(begin)
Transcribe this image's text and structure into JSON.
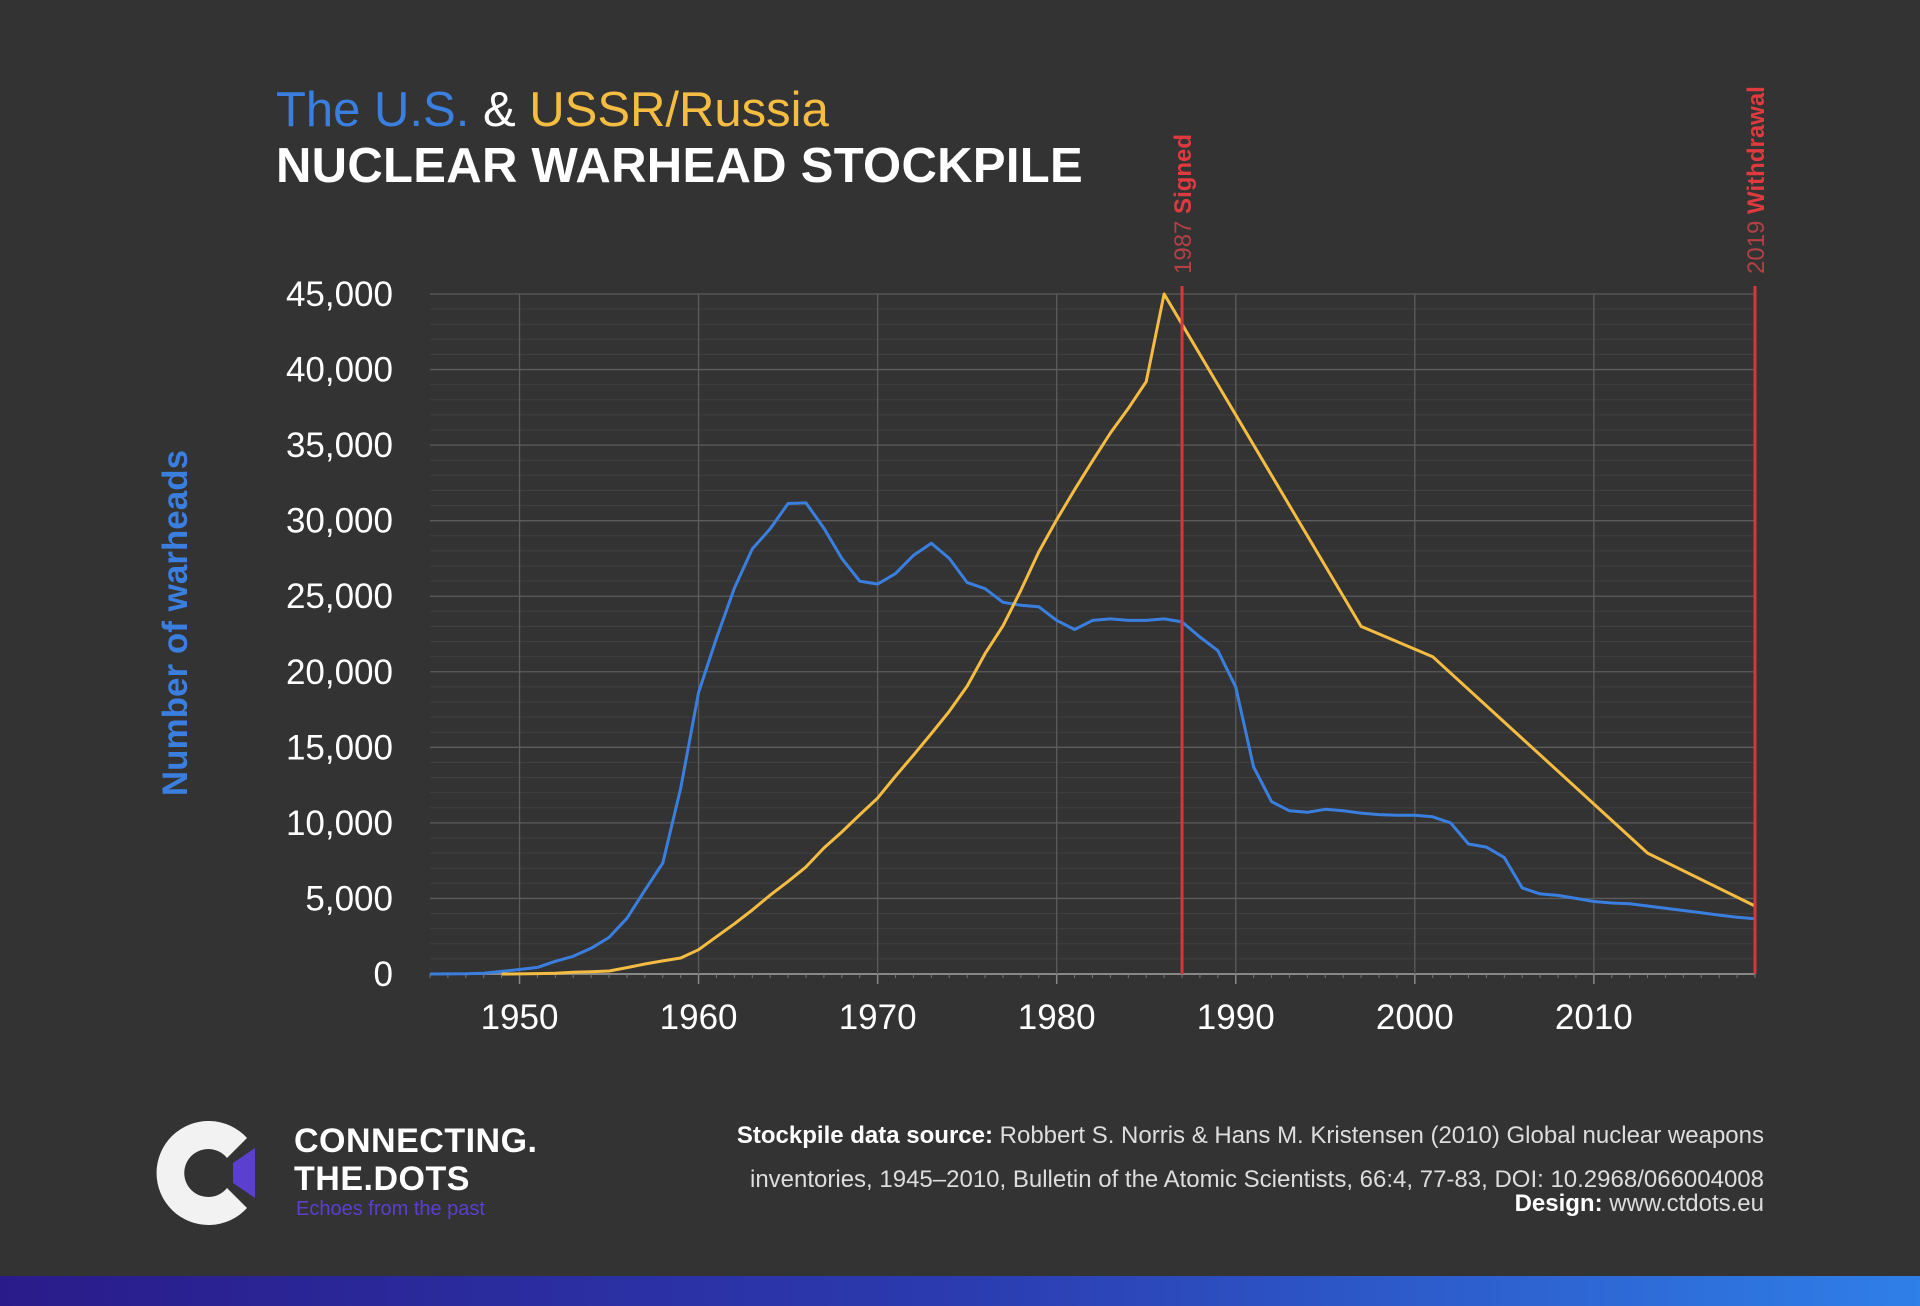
{
  "header": {
    "us_label": "The U.S.",
    "amp": "&",
    "ussr_label": "USSR/Russia",
    "subtitle": "NUCLEAR WARHEAD STOCKPILE"
  },
  "colors": {
    "us": "#3a7fe0",
    "ussr": "#f5bc42",
    "event": "#d9353a",
    "grid": "#5c5c5c",
    "background": "#333333"
  },
  "chart_data": {
    "type": "line",
    "ylabel": "Number of warheads",
    "xlim": [
      1945,
      2019
    ],
    "ylim": [
      0,
      45000
    ],
    "x_ticks": [
      "1950",
      "1960",
      "1970",
      "1980",
      "1990",
      "2000",
      "2010"
    ],
    "y_ticks": [
      "0",
      "5,000",
      "10,000",
      "15,000",
      "20,000",
      "25,000",
      "30,000",
      "35,000",
      "40,000",
      "45,000"
    ],
    "grid": true,
    "series": [
      {
        "name": "The U.S.",
        "color": "#3a7fe0",
        "points": [
          [
            1945,
            2
          ],
          [
            1946,
            9
          ],
          [
            1947,
            13
          ],
          [
            1948,
            50
          ],
          [
            1949,
            170
          ],
          [
            1950,
            299
          ],
          [
            1951,
            438
          ],
          [
            1952,
            841
          ],
          [
            1953,
            1169
          ],
          [
            1954,
            1703
          ],
          [
            1955,
            2422
          ],
          [
            1956,
            3692
          ],
          [
            1957,
            5543
          ],
          [
            1958,
            7345
          ],
          [
            1959,
            12298
          ],
          [
            1960,
            18638
          ],
          [
            1961,
            22229
          ],
          [
            1962,
            25540
          ],
          [
            1963,
            28133
          ],
          [
            1964,
            29463
          ],
          [
            1965,
            31139
          ],
          [
            1966,
            31175
          ],
          [
            1967,
            29500
          ],
          [
            1968,
            27500
          ],
          [
            1969,
            26000
          ],
          [
            1970,
            25800
          ],
          [
            1971,
            26500
          ],
          [
            1972,
            27700
          ],
          [
            1973,
            28500
          ],
          [
            1974,
            27500
          ],
          [
            1975,
            25900
          ],
          [
            1976,
            25500
          ],
          [
            1977,
            24600
          ],
          [
            1978,
            24400
          ],
          [
            1979,
            24300
          ],
          [
            1980,
            23400
          ],
          [
            1981,
            22800
          ],
          [
            1982,
            23400
          ],
          [
            1983,
            23500
          ],
          [
            1984,
            23400
          ],
          [
            1985,
            23400
          ],
          [
            1986,
            23500
          ],
          [
            1987,
            23300
          ],
          [
            1988,
            22300
          ],
          [
            1989,
            21400
          ],
          [
            1990,
            19000
          ],
          [
            1991,
            13700
          ],
          [
            1992,
            11400
          ],
          [
            1993,
            10800
          ],
          [
            1994,
            10700
          ],
          [
            1995,
            10900
          ],
          [
            1996,
            10800
          ],
          [
            1997,
            10650
          ],
          [
            1998,
            10550
          ],
          [
            1999,
            10500
          ],
          [
            2000,
            10500
          ],
          [
            2001,
            10400
          ],
          [
            2002,
            10000
          ],
          [
            2003,
            8600
          ],
          [
            2004,
            8400
          ],
          [
            2005,
            7700
          ],
          [
            2006,
            5700
          ],
          [
            2007,
            5300
          ],
          [
            2008,
            5200
          ],
          [
            2009,
            5000
          ],
          [
            2010,
            4800
          ],
          [
            2011,
            4700
          ],
          [
            2012,
            4650
          ],
          [
            2013,
            4500
          ],
          [
            2014,
            4350
          ],
          [
            2015,
            4200
          ],
          [
            2016,
            4050
          ],
          [
            2017,
            3900
          ],
          [
            2018,
            3750
          ],
          [
            2019,
            3650
          ]
        ]
      },
      {
        "name": "USSR/Russia",
        "color": "#f5bc42",
        "points": [
          [
            1949,
            1
          ],
          [
            1950,
            5
          ],
          [
            1951,
            25
          ],
          [
            1952,
            50
          ],
          [
            1953,
            120
          ],
          [
            1954,
            150
          ],
          [
            1955,
            200
          ],
          [
            1956,
            426
          ],
          [
            1957,
            660
          ],
          [
            1958,
            869
          ],
          [
            1959,
            1060
          ],
          [
            1960,
            1605
          ],
          [
            1961,
            2471
          ],
          [
            1962,
            3322
          ],
          [
            1963,
            4238
          ],
          [
            1964,
            5221
          ],
          [
            1965,
            6129
          ],
          [
            1966,
            7089
          ],
          [
            1967,
            8339
          ],
          [
            1968,
            9399
          ],
          [
            1969,
            10538
          ],
          [
            1970,
            11643
          ],
          [
            1971,
            13092
          ],
          [
            1972,
            14478
          ],
          [
            1973,
            15915
          ],
          [
            1974,
            17385
          ],
          [
            1975,
            19055
          ],
          [
            1976,
            21205
          ],
          [
            1977,
            23044
          ],
          [
            1978,
            25393
          ],
          [
            1979,
            27935
          ],
          [
            1980,
            30062
          ],
          [
            1981,
            32049
          ],
          [
            1982,
            33952
          ],
          [
            1983,
            35804
          ],
          [
            1984,
            37431
          ],
          [
            1985,
            39197
          ],
          [
            1986,
            45000
          ],
          [
            1987,
            43000
          ],
          [
            1997,
            23000
          ],
          [
            2001,
            21000
          ],
          [
            2013,
            8000
          ],
          [
            2019,
            4500
          ]
        ]
      }
    ],
    "events": [
      {
        "year": 1987,
        "year_label": "1987",
        "label": "Signed"
      },
      {
        "year": 2019,
        "year_label": "2019",
        "label": "Withdrawal"
      }
    ]
  },
  "footer": {
    "brand_line1": "CONNECTING.",
    "brand_line2": "THE.DOTS",
    "tagline": "Echoes from the past",
    "source_bold": "Stockpile data source:",
    "source_text": " Robbert S. Norris & Hans M. Kristensen (2010) Global nuclear weapons inventories, 1945–2010, Bulletin of the Atomic Scientists, 66:4, 77-83, DOI: 10.2968/066004008",
    "design_bold": "Design:",
    "design_text": " www.ctdots.eu"
  }
}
(end)
* **Task brief**: Exclude every picture and copy the remaining data exactly.

* **Output for this exercise**:
Transcribe this image's text and structure into JSON.
{
  "header": {
    "us_label": "The U.S.",
    "amp": "&",
    "ussr_label": "USSR/Russia",
    "subtitle": "NUCLEAR WARHEAD STOCKPILE"
  },
  "colors": {
    "us": "#3a7fe0",
    "ussr": "#f5bc42",
    "event": "#d9353a",
    "grid": "#5c5c5c",
    "background": "#333333"
  },
  "chart_data": {
    "type": "line",
    "ylabel": "Number of warheads",
    "xlim": [
      1945,
      2019
    ],
    "ylim": [
      0,
      45000
    ],
    "x_ticks": [
      "1950",
      "1960",
      "1970",
      "1980",
      "1990",
      "2000",
      "2010"
    ],
    "y_ticks": [
      "0",
      "5,000",
      "10,000",
      "15,000",
      "20,000",
      "25,000",
      "30,000",
      "35,000",
      "40,000",
      "45,000"
    ],
    "grid": true,
    "series": [
      {
        "name": "The U.S.",
        "color": "#3a7fe0",
        "points": [
          [
            1945,
            2
          ],
          [
            1946,
            9
          ],
          [
            1947,
            13
          ],
          [
            1948,
            50
          ],
          [
            1949,
            170
          ],
          [
            1950,
            299
          ],
          [
            1951,
            438
          ],
          [
            1952,
            841
          ],
          [
            1953,
            1169
          ],
          [
            1954,
            1703
          ],
          [
            1955,
            2422
          ],
          [
            1956,
            3692
          ],
          [
            1957,
            5543
          ],
          [
            1958,
            7345
          ],
          [
            1959,
            12298
          ],
          [
            1960,
            18638
          ],
          [
            1961,
            22229
          ],
          [
            1962,
            25540
          ],
          [
            1963,
            28133
          ],
          [
            1964,
            29463
          ],
          [
            1965,
            31139
          ],
          [
            1966,
            31175
          ],
          [
            1967,
            29500
          ],
          [
            1968,
            27500
          ],
          [
            1969,
            26000
          ],
          [
            1970,
            25800
          ],
          [
            1971,
            26500
          ],
          [
            1972,
            27700
          ],
          [
            1973,
            28500
          ],
          [
            1974,
            27500
          ],
          [
            1975,
            25900
          ],
          [
            1976,
            25500
          ],
          [
            1977,
            24600
          ],
          [
            1978,
            24400
          ],
          [
            1979,
            24300
          ],
          [
            1980,
            23400
          ],
          [
            1981,
            22800
          ],
          [
            1982,
            23400
          ],
          [
            1983,
            23500
          ],
          [
            1984,
            23400
          ],
          [
            1985,
            23400
          ],
          [
            1986,
            23500
          ],
          [
            1987,
            23300
          ],
          [
            1988,
            22300
          ],
          [
            1989,
            21400
          ],
          [
            1990,
            19000
          ],
          [
            1991,
            13700
          ],
          [
            1992,
            11400
          ],
          [
            1993,
            10800
          ],
          [
            1994,
            10700
          ],
          [
            1995,
            10900
          ],
          [
            1996,
            10800
          ],
          [
            1997,
            10650
          ],
          [
            1998,
            10550
          ],
          [
            1999,
            10500
          ],
          [
            2000,
            10500
          ],
          [
            2001,
            10400
          ],
          [
            2002,
            10000
          ],
          [
            2003,
            8600
          ],
          [
            2004,
            8400
          ],
          [
            2005,
            7700
          ],
          [
            2006,
            5700
          ],
          [
            2007,
            5300
          ],
          [
            2008,
            5200
          ],
          [
            2009,
            5000
          ],
          [
            2010,
            4800
          ],
          [
            2011,
            4700
          ],
          [
            2012,
            4650
          ],
          [
            2013,
            4500
          ],
          [
            2014,
            4350
          ],
          [
            2015,
            4200
          ],
          [
            2016,
            4050
          ],
          [
            2017,
            3900
          ],
          [
            2018,
            3750
          ],
          [
            2019,
            3650
          ]
        ]
      },
      {
        "name": "USSR/Russia",
        "color": "#f5bc42",
        "points": [
          [
            1949,
            1
          ],
          [
            1950,
            5
          ],
          [
            1951,
            25
          ],
          [
            1952,
            50
          ],
          [
            1953,
            120
          ],
          [
            1954,
            150
          ],
          [
            1955,
            200
          ],
          [
            1956,
            426
          ],
          [
            1957,
            660
          ],
          [
            1958,
            869
          ],
          [
            1959,
            1060
          ],
          [
            1960,
            1605
          ],
          [
            1961,
            2471
          ],
          [
            1962,
            3322
          ],
          [
            1963,
            4238
          ],
          [
            1964,
            5221
          ],
          [
            1965,
            6129
          ],
          [
            1966,
            7089
          ],
          [
            1967,
            8339
          ],
          [
            1968,
            9399
          ],
          [
            1969,
            10538
          ],
          [
            1970,
            11643
          ],
          [
            1971,
            13092
          ],
          [
            1972,
            14478
          ],
          [
            1973,
            15915
          ],
          [
            1974,
            17385
          ],
          [
            1975,
            19055
          ],
          [
            1976,
            21205
          ],
          [
            1977,
            23044
          ],
          [
            1978,
            25393
          ],
          [
            1979,
            27935
          ],
          [
            1980,
            30062
          ],
          [
            1981,
            32049
          ],
          [
            1982,
            33952
          ],
          [
            1983,
            35804
          ],
          [
            1984,
            37431
          ],
          [
            1985,
            39197
          ],
          [
            1986,
            45000
          ],
          [
            1987,
            43000
          ],
          [
            1997,
            23000
          ],
          [
            2001,
            21000
          ],
          [
            2013,
            8000
          ],
          [
            2019,
            4500
          ]
        ]
      }
    ],
    "events": [
      {
        "year": 1987,
        "year_label": "1987",
        "label": "Signed"
      },
      {
        "year": 2019,
        "year_label": "2019",
        "label": "Withdrawal"
      }
    ]
  },
  "footer": {
    "brand_line1": "CONNECTING.",
    "brand_line2": "THE.DOTS",
    "tagline": "Echoes from the past",
    "source_bold": "Stockpile data source:",
    "source_text": " Robbert S. Norris & Hans M. Kristensen (2010) Global nuclear weapons inventories, 1945–2010, Bulletin of the Atomic Scientists, 66:4, 77-83, DOI: 10.2968/066004008",
    "design_bold": "Design:",
    "design_text": " www.ctdots.eu"
  }
}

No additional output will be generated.